Items from a figure collection
****************************************
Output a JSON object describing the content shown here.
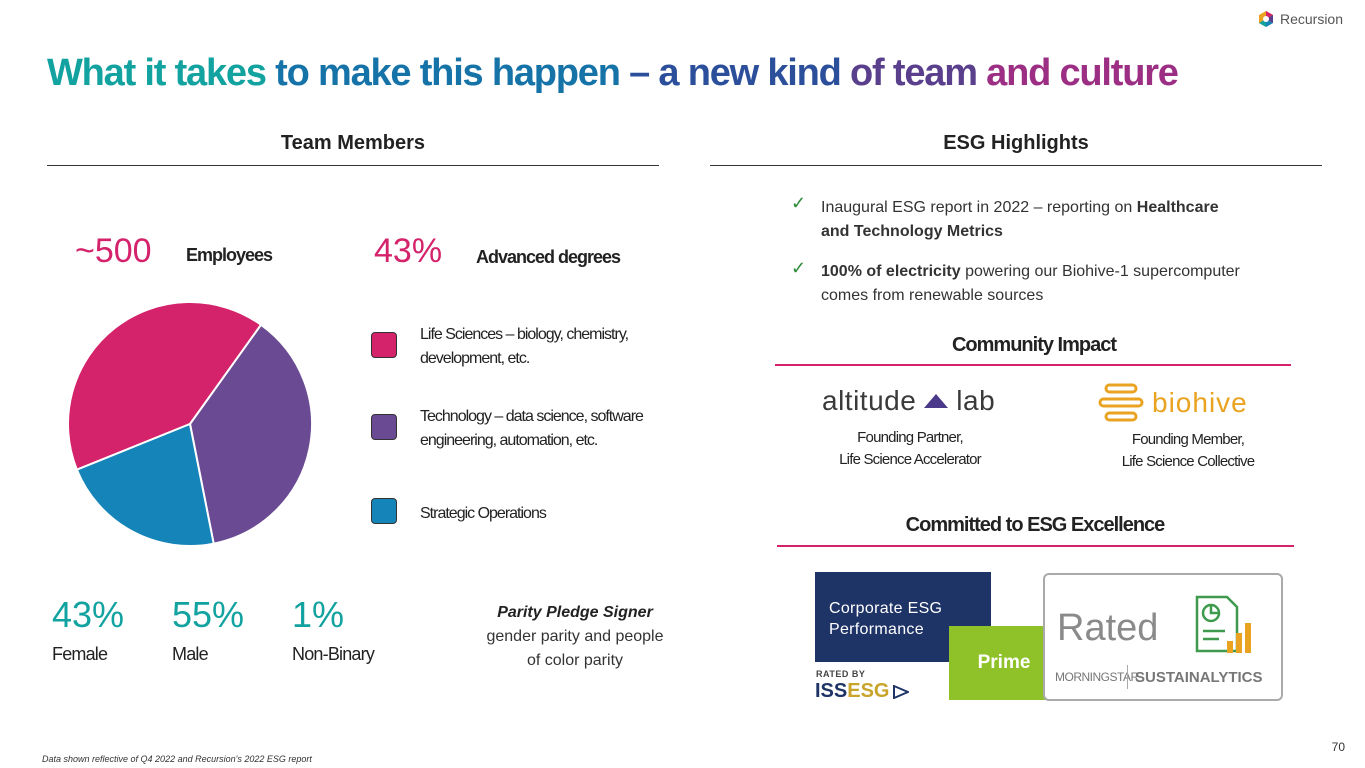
{
  "brand": {
    "name": "Recursion"
  },
  "title": {
    "part1": "What it takes",
    "part2": " to make this happen",
    "part3": " – a new kind",
    "part4": " of team",
    "part5": " and culture"
  },
  "team": {
    "heading": "Team Members",
    "employees_value": "~500",
    "employees_label": "Employees",
    "advanced_value": "43%",
    "advanced_label": "Advanced degrees",
    "legend": [
      {
        "line1": "Life Sciences – biology, chemistry,",
        "line2": "development, etc.",
        "color": "#d4226b"
      },
      {
        "line1": "Technology – data science, software",
        "line2": "engineering, automation, etc.",
        "color": "#6a4b93"
      },
      {
        "line1": "Strategic Operations",
        "line2": "",
        "color": "#1584b8"
      }
    ],
    "stats": [
      {
        "value": "43%",
        "label": "Female"
      },
      {
        "value": "55%",
        "label": "Male"
      },
      {
        "value": "1%",
        "label": "Non-Binary"
      }
    ],
    "parity_title": "Parity Pledge Signer",
    "parity_line1": "gender parity and people",
    "parity_line2": "of color parity"
  },
  "chart_data": {
    "type": "pie",
    "title": "",
    "categories": [
      "Life Sciences",
      "Technology",
      "Strategic Operations"
    ],
    "values": [
      41,
      37,
      22
    ],
    "colors": [
      "#d4226b",
      "#6a4b93",
      "#1584b8"
    ]
  },
  "esg": {
    "heading": "ESG Highlights",
    "bullet1_a": "Inaugural ESG report in 2022 – reporting on ",
    "bullet1_b": "Healthcare",
    "bullet1_c": "and Technology Metrics",
    "bullet2_a": "100% of electricity",
    "bullet2_b": " powering our Biohive-1 supercomputer",
    "bullet2_c": "comes from renewable sources",
    "check_icon": "checkmark-icon"
  },
  "community": {
    "heading": "Community Impact",
    "altitude_left": "altitude",
    "altitude_right": "lab",
    "altitude_cap1": "Founding Partner,",
    "altitude_cap2": "Life Science Accelerator",
    "biohive_name": "biohive",
    "biohive_cap1": "Founding Member,",
    "biohive_cap2": "Life Science Collective"
  },
  "committed": {
    "heading": "Committed to ESG Excellence",
    "iss_line1": "Corporate ESG",
    "iss_line2": "Performance",
    "iss_prime": "Prime",
    "iss_rated_by": "RATED BY",
    "iss_logo_a": "ISS ",
    "iss_logo_b": "ESG",
    "sust_rated": "Rated",
    "sust_morningstar": "MORNINGSTAR",
    "sust_sustainalytics": "SUSTAINALYTICS"
  },
  "footnote": "Data shown reflective of Q4 2022 and Recursion's 2022 ESG report",
  "page_number": "70"
}
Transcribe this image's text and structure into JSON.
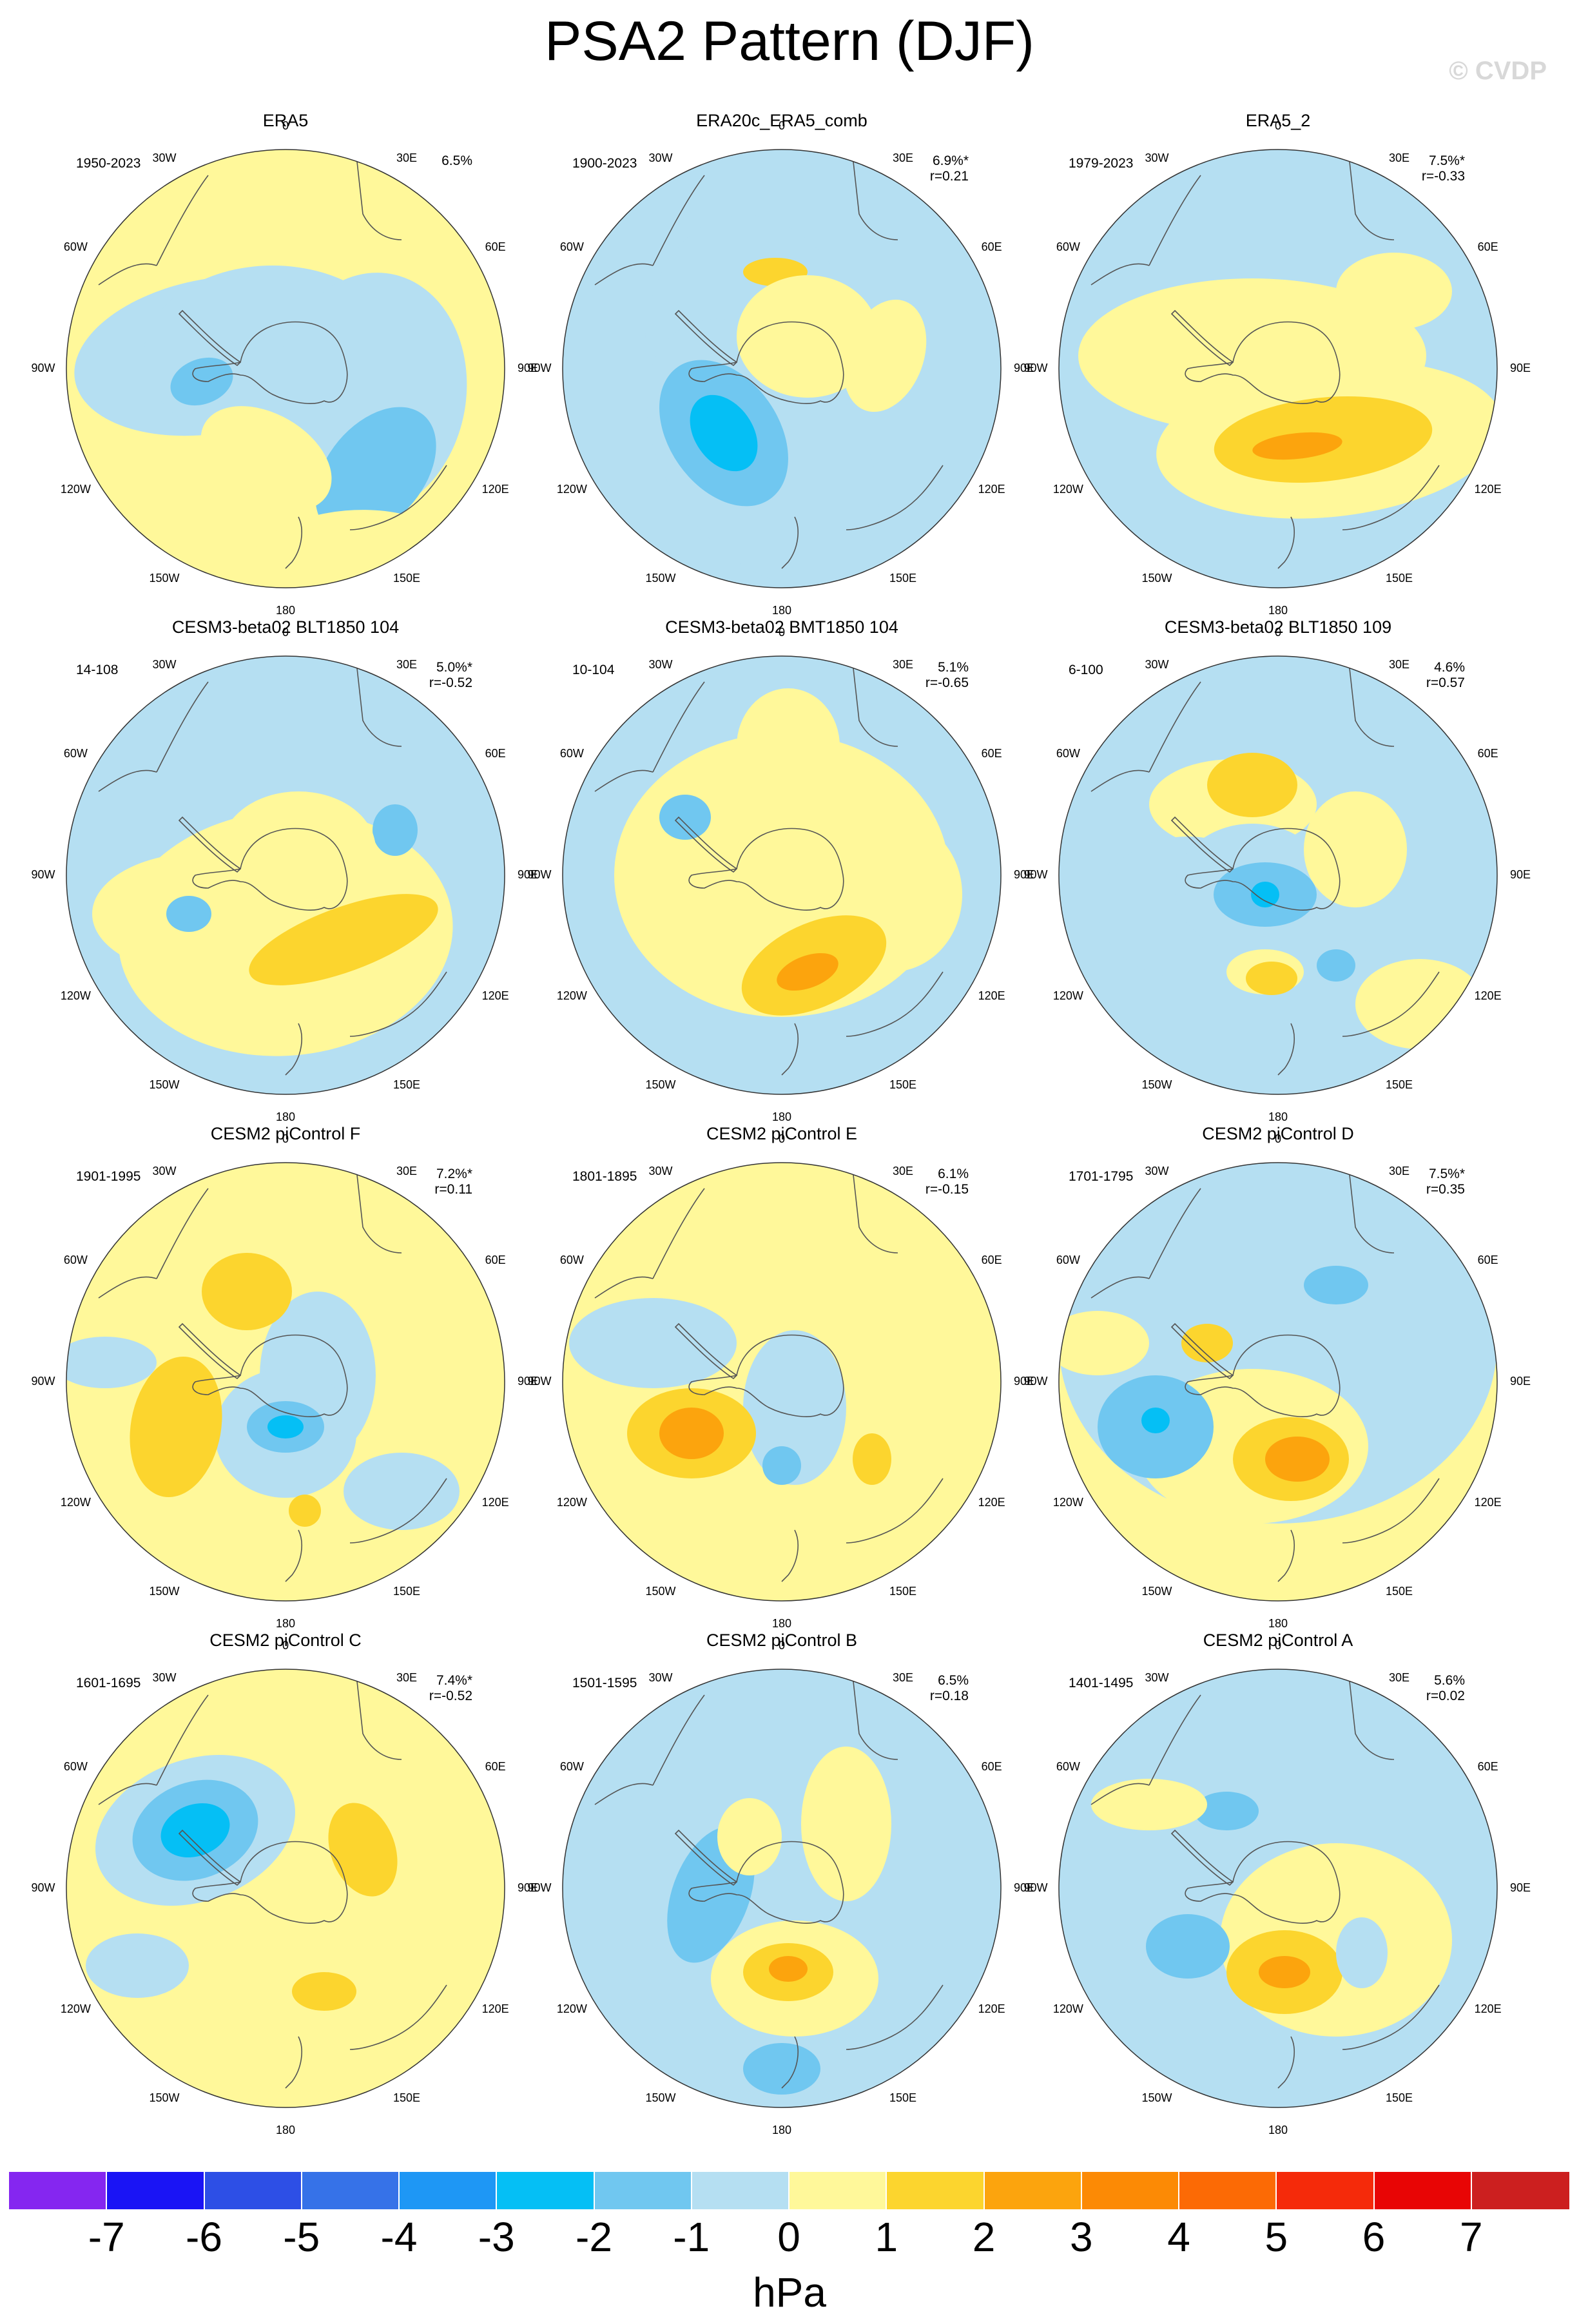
{
  "title": "PSA2 Pattern (DJF)",
  "watermark": "© CVDP",
  "longitude_labels": [
    "0",
    "30E",
    "60E",
    "90E",
    "120E",
    "150E",
    "180",
    "150W",
    "120W",
    "90W",
    "60W",
    "30W"
  ],
  "colors": {
    "neg7": "#8526f0",
    "neg6": "#1a14f5",
    "neg5": "#2d4fe6",
    "neg4": "#3672e8",
    "neg3": "#1e97f5",
    "neg2": "#05bff5",
    "neg1": "#70c7f0",
    "zero_minus": "#b5dff2",
    "zero_plus": "#fff89a",
    "pos1": "#fcd52e",
    "pos2": "#fca40d",
    "pos3": "#fc8a05",
    "pos4": "#fc6a05",
    "pos5": "#f52a0a",
    "pos6": "#e80505",
    "pos7": "#cc1f1f",
    "pos8": "#fbb3b3",
    "coast": "#555555"
  },
  "panels": [
    {
      "title": "ERA5",
      "period": "1950-2023",
      "pct": "6.5%",
      "r": ""
    },
    {
      "title": "ERA20c_ERA5_comb",
      "period": "1900-2023",
      "pct": "6.9%*",
      "r": "r=0.21"
    },
    {
      "title": "ERA5_2",
      "period": "1979-2023",
      "pct": "7.5%*",
      "r": "r=-0.33"
    },
    {
      "title": "CESM3-beta02 BLT1850 104",
      "period": "14-108",
      "pct": "5.0%*",
      "r": "r=-0.52"
    },
    {
      "title": "CESM3-beta02 BMT1850 104",
      "period": "10-104",
      "pct": "5.1%",
      "r": "r=-0.65"
    },
    {
      "title": "CESM3-beta02 BLT1850 109",
      "period": "6-100",
      "pct": "4.6%",
      "r": "r=0.57"
    },
    {
      "title": "CESM2 piControl F",
      "period": "1901-1995",
      "pct": "7.2%*",
      "r": "r=0.11"
    },
    {
      "title": "CESM2 piControl E",
      "period": "1801-1895",
      "pct": "6.1%",
      "r": "r=-0.15"
    },
    {
      "title": "CESM2 piControl D",
      "period": "1701-1795",
      "pct": "7.5%*",
      "r": "r=0.35"
    },
    {
      "title": "CESM2 piControl C",
      "period": "1601-1695",
      "pct": "7.4%*",
      "r": "r=-0.52"
    },
    {
      "title": "CESM2 piControl B",
      "period": "1501-1595",
      "pct": "6.5%",
      "r": "r=0.18"
    },
    {
      "title": "CESM2 piControl A",
      "period": "1401-1495",
      "pct": "5.6%",
      "r": "r=0.02"
    }
  ],
  "colorbar": {
    "labels": [
      "-7",
      "-6",
      "-5",
      "-4",
      "-3",
      "-2",
      "-1",
      "0",
      "1",
      "2",
      "3",
      "4",
      "5",
      "6",
      "7"
    ],
    "units": "hPa"
  }
}
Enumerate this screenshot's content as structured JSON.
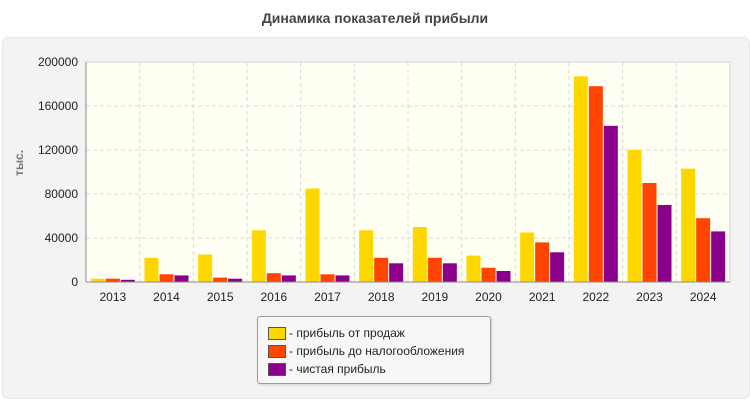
{
  "chart_data": {
    "type": "bar",
    "title": "Динамика показателей прибыли",
    "ylabel": "тыс.",
    "xlabel": "",
    "ylim": [
      0,
      200000
    ],
    "yticks": [
      0,
      40000,
      80000,
      120000,
      160000,
      200000
    ],
    "grid": true,
    "legend_position": "bottom",
    "categories": [
      "2013",
      "2014",
      "2015",
      "2016",
      "2017",
      "2018",
      "2019",
      "2020",
      "2021",
      "2022",
      "2023",
      "2024"
    ],
    "series": [
      {
        "name": "- прибыль от продаж",
        "color": "#FFD700",
        "values": [
          3000,
          22000,
          25000,
          47000,
          85000,
          47000,
          50000,
          24000,
          45000,
          187000,
          120000,
          103000
        ]
      },
      {
        "name": "- прибыль до налогообложения",
        "color": "#FF4500",
        "values": [
          3000,
          7000,
          4000,
          8000,
          7000,
          22000,
          22000,
          13000,
          36000,
          178000,
          90000,
          58000
        ]
      },
      {
        "name": "- чистая прибыль",
        "color": "#8B008B",
        "values": [
          2000,
          6000,
          3000,
          6000,
          6000,
          17000,
          17000,
          10000,
          27000,
          142000,
          70000,
          46000
        ]
      }
    ]
  }
}
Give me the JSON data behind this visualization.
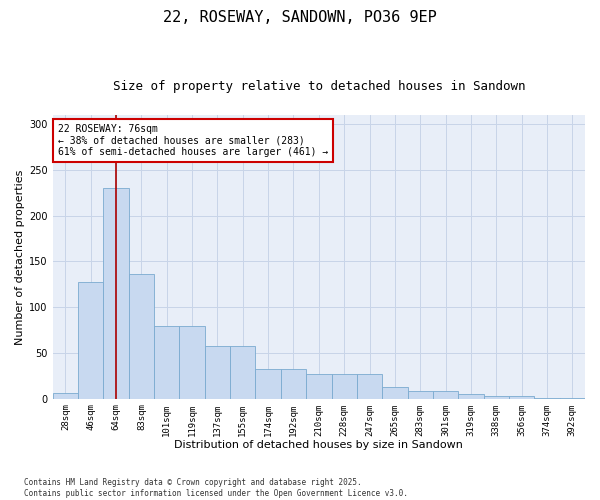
****************************************
=== Goal ===
Write out the entries above word for word. Do not include the pictures.

=== Solution to the exercise ===
Output a JSON object describing the content shown here.
{
  "brand": {
    "name": "Recursion"
  },
  "title": {
    "part1": "What it takes",
    "part2": " to make this happen",
    "part3": " – a new kind",
    "part4": " of team",
    "part5": " and culture"
  },
  "team": {
    "heading": "Team Members",
    "employees_value": "~500",
    "employees_label": "Employees",
    "advanced_value": "43%",
    "advanced_label": "Advanced degrees",
    "legend": [
      {
        "line1": "Life Sciences – biology, chemistry,",
        "line2": "development, etc.",
        "color": "#d4226b"
      },
      {
        "line1": "Technology – data science, software",
        "line2": "engineering, automation, etc.",
        "color": "#6a4b93"
      },
      {
        "line1": "Strategic Operations",
        "line2": "",
        "color": "#1584b8"
      }
    ],
    "stats": [
      {
        "value": "43%",
        "label": "Female"
      },
      {
        "value": "55%",
        "label": "Male"
      },
      {
        "value": "1%",
        "label": "Non-Binary"
      }
    ],
    "parity_title": "Parity Pledge Signer",
    "parity_line1": "gender parity and people",
    "parity_line2": "of color parity"
  },
  "chart_data": {
    "type": "pie",
    "title": "",
    "categories": [
      "Life Sciences",
      "Technology",
      "Strategic Operations"
    ],
    "values": [
      41,
      37,
      22
    ],
    "colors": [
      "#d4226b",
      "#6a4b93",
      "#1584b8"
    ]
  },
  "esg": {
    "heading": "ESG Highlights",
    "bullet1_a": "Inaugural ESG report in 2022 – reporting on ",
    "bullet1_b": "Healthcare",
    "bullet1_c": "and Technology Metrics",
    "bullet2_a": "100% of electricity",
    "bullet2_b": " powering our Biohive-1 supercomputer",
    "bullet2_c": "comes from renewable sources",
    "check_icon": "checkmark-icon"
  },
  "community": {
    "heading": "Community Impact",
    "altitude_left": "altitude",
    "altitude_right": "lab",
    "altitude_cap1": "Founding Partner,",
    "altitude_cap2": "Life Science Accelerator",
    "biohive_name": "biohive",
    "biohive_cap1": "Founding Member,",
    "biohive_cap2": "Life Science Collective"
  },
  "committed": {
    "heading": "Committed to ESG Excellence",
    "iss_line1": "Corporate ESG",
    "iss_line2": "Performance",
    "iss_prime": "Prime",
    "iss_rated_by": "RATED BY",
    "iss_logo_a": "ISS ",
    "iss_logo_b": "ESG",
    "sust_rated": "Rated",
    "sust_morningstar": "MORNINGSTAR",
    "sust_sustainalytics": "SUSTAINALYTICS"
  },
  "footnote": "Data shown reflective of Q4 2022 and Recursion's 2022 ESG report",
  "page_number": "70"
}
Transcribe this image's text and structure into JSON.
{
  "title": "PSA2 Pattern (DJF)",
  "watermark": "© CVDP",
  "longitude_labels": [
    "0",
    "30E",
    "60E",
    "90E",
    "120E",
    "150E",
    "180",
    "150W",
    "120W",
    "90W",
    "60W",
    "30W"
  ],
  "colors": {
    "neg7": "#8526f0",
    "neg6": "#1a14f5",
    "neg5": "#2d4fe6",
    "neg4": "#3672e8",
    "neg3": "#1e97f5",
    "neg2": "#05bff5",
    "neg1": "#70c7f0",
    "zero_minus": "#b5dff2",
    "zero_plus": "#fff89a",
    "pos1": "#fcd52e",
    "pos2": "#fca40d",
    "pos3": "#fc8a05",
    "pos4": "#fc6a05",
    "pos5": "#f52a0a",
    "pos6": "#e80505",
    "pos7": "#cc1f1f",
    "pos8": "#fbb3b3",
    "coast": "#555555"
  },
  "panels": [
    {
      "title": "ERA5",
      "period": "1950-2023",
      "pct": "6.5%",
      "r": ""
    },
    {
      "title": "ERA20c_ERA5_comb",
      "period": "1900-2023",
      "pct": "6.9%*",
      "r": "r=0.21"
    },
    {
      "title": "ERA5_2",
      "period": "1979-2023",
      "pct": "7.5%*",
      "r": "r=-0.33"
    },
    {
      "title": "CESM3-beta02 BLT1850 104",
      "period": "14-108",
      "pct": "5.0%*",
      "r": "r=-0.52"
    },
    {
      "title": "CESM3-beta02 BMT1850 104",
      "period": "10-104",
      "pct": "5.1%",
      "r": "r=-0.65"
    },
    {
      "title": "CESM3-beta02 BLT1850 109",
      "period": "6-100",
      "pct": "4.6%",
      "r": "r=0.57"
    },
    {
      "title": "CESM2 piControl F",
      "period": "1901-1995",
      "pct": "7.2%*",
      "r": "r=0.11"
    },
    {
      "title": "CESM2 piControl E",
      "period": "1801-1895",
      "pct": "6.1%",
      "r": "r=-0.15"
    },
    {
      "title": "CESM2 piControl D",
      "period": "1701-1795",
      "pct": "7.5%*",
      "r": "r=0.35"
    },
    {
      "title": "CESM2 piControl C",
      "period": "1601-1695",
      "pct": "7.4%*",
      "r": "r=-0.52"
    },
    {
      "title": "CESM2 piControl B",
      "period": "1501-1595",
      "pct": "6.5%",
      "r": "r=0.18"
    },
    {
      "title": "CESM2 piControl A",
      "period": "1401-1495",
      "pct": "5.6%",
      "r": "r=0.02"
    }
  ],
  "colorbar": {
    "labels": [
      "-7",
      "-6",
      "-5",
      "-4",
      "-3",
      "-2",
      "-1",
      "0",
      "1",
      "2",
      "3",
      "4",
      "5",
      "6",
      "7"
    ],
    "units": "hPa"
  }
}
Enumerate this screenshot's content as structured JSON.
{
  "chart_data": {
    "type": "bar",
    "title": "Динамика показателей прибыли",
    "ylabel": "тыс.",
    "xlabel": "",
    "ylim": [
      0,
      200000
    ],
    "yticks": [
      0,
      40000,
      80000,
      120000,
      160000,
      200000
    ],
    "grid": true,
    "legend_position": "bottom",
    "categories": [
      "2013",
      "2014",
      "2015",
      "2016",
      "2017",
      "2018",
      "2019",
      "2020",
      "2021",
      "2022",
      "2023",
      "2024"
    ],
    "series": [
      {
        "name": "- прибыль от продаж",
        "color": "#FFD700",
        "values": [
          3000,
          22000,
          25000,
          47000,
          85000,
          47000,
          50000,
          24000,
          45000,
          187000,
          120000,
          103000
        ]
      },
      {
        "name": "- прибыль до налогообложения",
        "color": "#FF4500",
        "values": [
          3000,
          7000,
          4000,
          8000,
          7000,
          22000,
          22000,
          13000,
          36000,
          178000,
          90000,
          58000
        ]
      },
      {
        "name": "- чистая прибыль",
        "color": "#8B008B",
        "values": [
          2000,
          6000,
          3000,
          6000,
          6000,
          17000,
          17000,
          10000,
          27000,
          142000,
          70000,
          46000
        ]
      }
    ]
  }
}
Give me the JSON data behind this visualization.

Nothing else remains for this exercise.